### BRIEF
Retype each line of the material exactly, please, skipping any picture in it.

### WORKING DATA
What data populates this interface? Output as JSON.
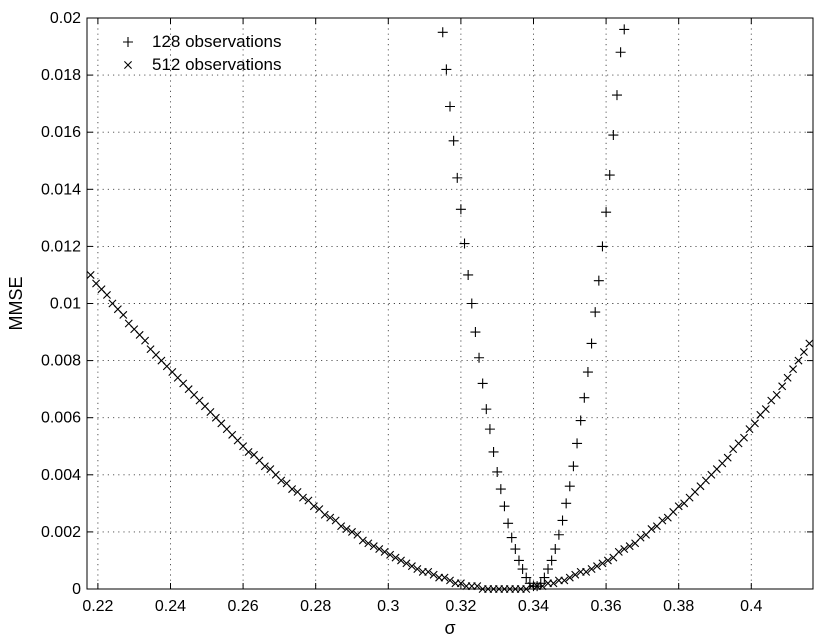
{
  "chart_data": {
    "type": "scatter",
    "title": "",
    "xlabel": "σ",
    "ylabel": "MMSE",
    "xlim": [
      0.217,
      0.417
    ],
    "ylim": [
      0,
      0.02
    ],
    "grid": true,
    "legend_position": "top-left",
    "xticks": [
      "0.22",
      "0.24",
      "0.26",
      "0.28",
      "0.3",
      "0.32",
      "0.34",
      "0.36",
      "0.38",
      "0.4"
    ],
    "yticks": [
      "0",
      "0.002",
      "0.004",
      "0.006",
      "0.008",
      "0.01",
      "0.012",
      "0.014",
      "0.016",
      "0.018",
      "0.02"
    ],
    "series": [
      {
        "name": "128 observations",
        "marker": "plus",
        "x": [
          0.315,
          0.316,
          0.317,
          0.318,
          0.319,
          0.32,
          0.321,
          0.322,
          0.323,
          0.324,
          0.325,
          0.326,
          0.327,
          0.328,
          0.329,
          0.33,
          0.331,
          0.332,
          0.333,
          0.334,
          0.335,
          0.336,
          0.337,
          0.338,
          0.339,
          0.34,
          0.341,
          0.342,
          0.343,
          0.344,
          0.345,
          0.346,
          0.347,
          0.348,
          0.349,
          0.35,
          0.351,
          0.352,
          0.353,
          0.354,
          0.355,
          0.356,
          0.357,
          0.358,
          0.359,
          0.36,
          0.361,
          0.362,
          0.363,
          0.364,
          0.365
        ],
        "y": [
          0.0195,
          0.0182,
          0.0169,
          0.0157,
          0.0144,
          0.0133,
          0.0121,
          0.011,
          0.01,
          0.009,
          0.0081,
          0.0072,
          0.0063,
          0.0056,
          0.0048,
          0.0041,
          0.0035,
          0.0029,
          0.0023,
          0.0018,
          0.0014,
          0.001,
          0.0007,
          0.0004,
          0.0002,
          0.0001,
          0.0001,
          0.0002,
          0.0004,
          0.0007,
          0.001,
          0.0014,
          0.0019,
          0.0024,
          0.003,
          0.0036,
          0.0043,
          0.0051,
          0.0059,
          0.0067,
          0.0076,
          0.0086,
          0.0097,
          0.0108,
          0.012,
          0.0132,
          0.0145,
          0.0159,
          0.0173,
          0.0188,
          0.0196
        ]
      },
      {
        "name": "512 observations",
        "marker": "cross",
        "x": [
          0.218,
          0.2195,
          0.221,
          0.2225,
          0.224,
          0.2255,
          0.227,
          0.2285,
          0.23,
          0.2315,
          0.233,
          0.2345,
          0.236,
          0.2375,
          0.239,
          0.2405,
          0.242,
          0.2435,
          0.245,
          0.2465,
          0.248,
          0.2495,
          0.251,
          0.2525,
          0.254,
          0.2555,
          0.257,
          0.2585,
          0.26,
          0.2615,
          0.263,
          0.2645,
          0.266,
          0.2675,
          0.269,
          0.2705,
          0.272,
          0.2735,
          0.275,
          0.2765,
          0.278,
          0.2795,
          0.281,
          0.2825,
          0.284,
          0.2855,
          0.287,
          0.2885,
          0.29,
          0.2915,
          0.293,
          0.2945,
          0.296,
          0.2975,
          0.299,
          0.3005,
          0.302,
          0.3035,
          0.305,
          0.3065,
          0.308,
          0.3095,
          0.311,
          0.3125,
          0.314,
          0.3155,
          0.317,
          0.3185,
          0.32,
          0.3215,
          0.323,
          0.3245,
          0.326,
          0.3275,
          0.329,
          0.3305,
          0.332,
          0.3335,
          0.335,
          0.3365,
          0.338,
          0.3395,
          0.341,
          0.3425,
          0.344,
          0.3455,
          0.347,
          0.3485,
          0.35,
          0.3515,
          0.353,
          0.3545,
          0.356,
          0.3575,
          0.359,
          0.3605,
          0.362,
          0.3635,
          0.365,
          0.3665,
          0.368,
          0.3695,
          0.371,
          0.3725,
          0.374,
          0.3755,
          0.377,
          0.3785,
          0.38,
          0.3815,
          0.383,
          0.3845,
          0.386,
          0.3875,
          0.389,
          0.3905,
          0.392,
          0.3935,
          0.395,
          0.3965,
          0.398,
          0.3995,
          0.401,
          0.4025,
          0.404,
          0.4055,
          0.407,
          0.4085,
          0.41,
          0.4115,
          0.413,
          0.4145,
          0.416
        ],
        "y": [
          0.011,
          0.0107,
          0.0105,
          0.0103,
          0.01,
          0.0098,
          0.0096,
          0.0093,
          0.0091,
          0.0089,
          0.0087,
          0.0084,
          0.0082,
          0.008,
          0.0078,
          0.0076,
          0.0074,
          0.0072,
          0.007,
          0.0068,
          0.0066,
          0.0064,
          0.0062,
          0.006,
          0.0058,
          0.0056,
          0.0054,
          0.0052,
          0.005,
          0.0048,
          0.0047,
          0.0045,
          0.0043,
          0.0042,
          0.004,
          0.0038,
          0.0037,
          0.0035,
          0.0034,
          0.0032,
          0.0031,
          0.0029,
          0.0028,
          0.0026,
          0.0025,
          0.0024,
          0.0022,
          0.0021,
          0.002,
          0.0019,
          0.0017,
          0.0016,
          0.0015,
          0.0014,
          0.0013,
          0.0012,
          0.0011,
          0.001,
          0.0009,
          0.0008,
          0.0007,
          0.0006,
          0.0006,
          0.0005,
          0.0004,
          0.0004,
          0.0003,
          0.0002,
          0.0002,
          0.0001,
          0.0001,
          0.0001,
          0.0,
          0.0,
          0.0,
          0.0,
          0.0,
          0.0,
          0.0,
          0.0,
          0.0,
          0.0001,
          0.0001,
          0.0001,
          0.0002,
          0.0002,
          0.0003,
          0.0003,
          0.0004,
          0.0005,
          0.0006,
          0.0006,
          0.0007,
          0.0008,
          0.0009,
          0.001,
          0.0011,
          0.0013,
          0.0014,
          0.0015,
          0.0016,
          0.0018,
          0.0019,
          0.0021,
          0.0022,
          0.0024,
          0.0025,
          0.0027,
          0.0029,
          0.003,
          0.0032,
          0.0034,
          0.0036,
          0.0038,
          0.004,
          0.0042,
          0.0044,
          0.0046,
          0.0049,
          0.0051,
          0.0053,
          0.0056,
          0.0058,
          0.0061,
          0.0063,
          0.0066,
          0.0068,
          0.0071,
          0.0074,
          0.0077,
          0.008,
          0.0083,
          0.0086
        ]
      }
    ]
  }
}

### TASK ANSWER
What data populates this interface? Output as JSON.
{
  "chart_data": {
    "type": "scatter",
    "title": "",
    "xlabel": "σ",
    "ylabel": "MMSE",
    "xlim": [
      0.217,
      0.417
    ],
    "ylim": [
      0,
      0.02
    ],
    "grid": true,
    "legend_position": "top-left",
    "xticks": [
      "0.22",
      "0.24",
      "0.26",
      "0.28",
      "0.3",
      "0.32",
      "0.34",
      "0.36",
      "0.38",
      "0.4"
    ],
    "yticks": [
      "0",
      "0.002",
      "0.004",
      "0.006",
      "0.008",
      "0.01",
      "0.012",
      "0.014",
      "0.016",
      "0.018",
      "0.02"
    ],
    "series": [
      {
        "name": "128 observations",
        "marker": "plus",
        "x": [
          0.315,
          0.316,
          0.317,
          0.318,
          0.319,
          0.32,
          0.321,
          0.322,
          0.323,
          0.324,
          0.325,
          0.326,
          0.327,
          0.328,
          0.329,
          0.33,
          0.331,
          0.332,
          0.333,
          0.334,
          0.335,
          0.336,
          0.337,
          0.338,
          0.339,
          0.34,
          0.341,
          0.342,
          0.343,
          0.344,
          0.345,
          0.346,
          0.347,
          0.348,
          0.349,
          0.35,
          0.351,
          0.352,
          0.353,
          0.354,
          0.355,
          0.356,
          0.357,
          0.358,
          0.359,
          0.36,
          0.361,
          0.362,
          0.363,
          0.364,
          0.365
        ],
        "y": [
          0.0195,
          0.0182,
          0.0169,
          0.0157,
          0.0144,
          0.0133,
          0.0121,
          0.011,
          0.01,
          0.009,
          0.0081,
          0.0072,
          0.0063,
          0.0056,
          0.0048,
          0.0041,
          0.0035,
          0.0029,
          0.0023,
          0.0018,
          0.0014,
          0.001,
          0.0007,
          0.0004,
          0.0002,
          0.0001,
          0.0001,
          0.0002,
          0.0004,
          0.0007,
          0.001,
          0.0014,
          0.0019,
          0.0024,
          0.003,
          0.0036,
          0.0043,
          0.0051,
          0.0059,
          0.0067,
          0.0076,
          0.0086,
          0.0097,
          0.0108,
          0.012,
          0.0132,
          0.0145,
          0.0159,
          0.0173,
          0.0188,
          0.0196
        ]
      },
      {
        "name": "512 observations",
        "marker": "cross",
        "x": [
          0.218,
          0.2195,
          0.221,
          0.2225,
          0.224,
          0.2255,
          0.227,
          0.2285,
          0.23,
          0.2315,
          0.233,
          0.2345,
          0.236,
          0.2375,
          0.239,
          0.2405,
          0.242,
          0.2435,
          0.245,
          0.2465,
          0.248,
          0.2495,
          0.251,
          0.2525,
          0.254,
          0.2555,
          0.257,
          0.2585,
          0.26,
          0.2615,
          0.263,
          0.2645,
          0.266,
          0.2675,
          0.269,
          0.2705,
          0.272,
          0.2735,
          0.275,
          0.2765,
          0.278,
          0.2795,
          0.281,
          0.2825,
          0.284,
          0.2855,
          0.287,
          0.2885,
          0.29,
          0.2915,
          0.293,
          0.2945,
          0.296,
          0.2975,
          0.299,
          0.3005,
          0.302,
          0.3035,
          0.305,
          0.3065,
          0.308,
          0.3095,
          0.311,
          0.3125,
          0.314,
          0.3155,
          0.317,
          0.3185,
          0.32,
          0.3215,
          0.323,
          0.3245,
          0.326,
          0.3275,
          0.329,
          0.3305,
          0.332,
          0.3335,
          0.335,
          0.3365,
          0.338,
          0.3395,
          0.341,
          0.3425,
          0.344,
          0.3455,
          0.347,
          0.3485,
          0.35,
          0.3515,
          0.353,
          0.3545,
          0.356,
          0.3575,
          0.359,
          0.3605,
          0.362,
          0.3635,
          0.365,
          0.3665,
          0.368,
          0.3695,
          0.371,
          0.3725,
          0.374,
          0.3755,
          0.377,
          0.3785,
          0.38,
          0.3815,
          0.383,
          0.3845,
          0.386,
          0.3875,
          0.389,
          0.3905,
          0.392,
          0.3935,
          0.395,
          0.3965,
          0.398,
          0.3995,
          0.401,
          0.4025,
          0.404,
          0.4055,
          0.407,
          0.4085,
          0.41,
          0.4115,
          0.413,
          0.4145,
          0.416
        ],
        "y": [
          0.011,
          0.0107,
          0.0105,
          0.0103,
          0.01,
          0.0098,
          0.0096,
          0.0093,
          0.0091,
          0.0089,
          0.0087,
          0.0084,
          0.0082,
          0.008,
          0.0078,
          0.0076,
          0.0074,
          0.0072,
          0.007,
          0.0068,
          0.0066,
          0.0064,
          0.0062,
          0.006,
          0.0058,
          0.0056,
          0.0054,
          0.0052,
          0.005,
          0.0048,
          0.0047,
          0.0045,
          0.0043,
          0.0042,
          0.004,
          0.0038,
          0.0037,
          0.0035,
          0.0034,
          0.0032,
          0.0031,
          0.0029,
          0.0028,
          0.0026,
          0.0025,
          0.0024,
          0.0022,
          0.0021,
          0.002,
          0.0019,
          0.0017,
          0.0016,
          0.0015,
          0.0014,
          0.0013,
          0.0012,
          0.0011,
          0.001,
          0.0009,
          0.0008,
          0.0007,
          0.0006,
          0.0006,
          0.0005,
          0.0004,
          0.0004,
          0.0003,
          0.0002,
          0.0002,
          0.0001,
          0.0001,
          0.0001,
          0.0,
          0.0,
          0.0,
          0.0,
          0.0,
          0.0,
          0.0,
          0.0,
          0.0,
          0.0001,
          0.0001,
          0.0001,
          0.0002,
          0.0002,
          0.0003,
          0.0003,
          0.0004,
          0.0005,
          0.0006,
          0.0006,
          0.0007,
          0.0008,
          0.0009,
          0.001,
          0.0011,
          0.0013,
          0.0014,
          0.0015,
          0.0016,
          0.0018,
          0.0019,
          0.0021,
          0.0022,
          0.0024,
          0.0025,
          0.0027,
          0.0029,
          0.003,
          0.0032,
          0.0034,
          0.0036,
          0.0038,
          0.004,
          0.0042,
          0.0044,
          0.0046,
          0.0049,
          0.0051,
          0.0053,
          0.0056,
          0.0058,
          0.0061,
          0.0063,
          0.0066,
          0.0068,
          0.0071,
          0.0074,
          0.0077,
          0.008,
          0.0083,
          0.0086
        ]
      }
    ]
  }
}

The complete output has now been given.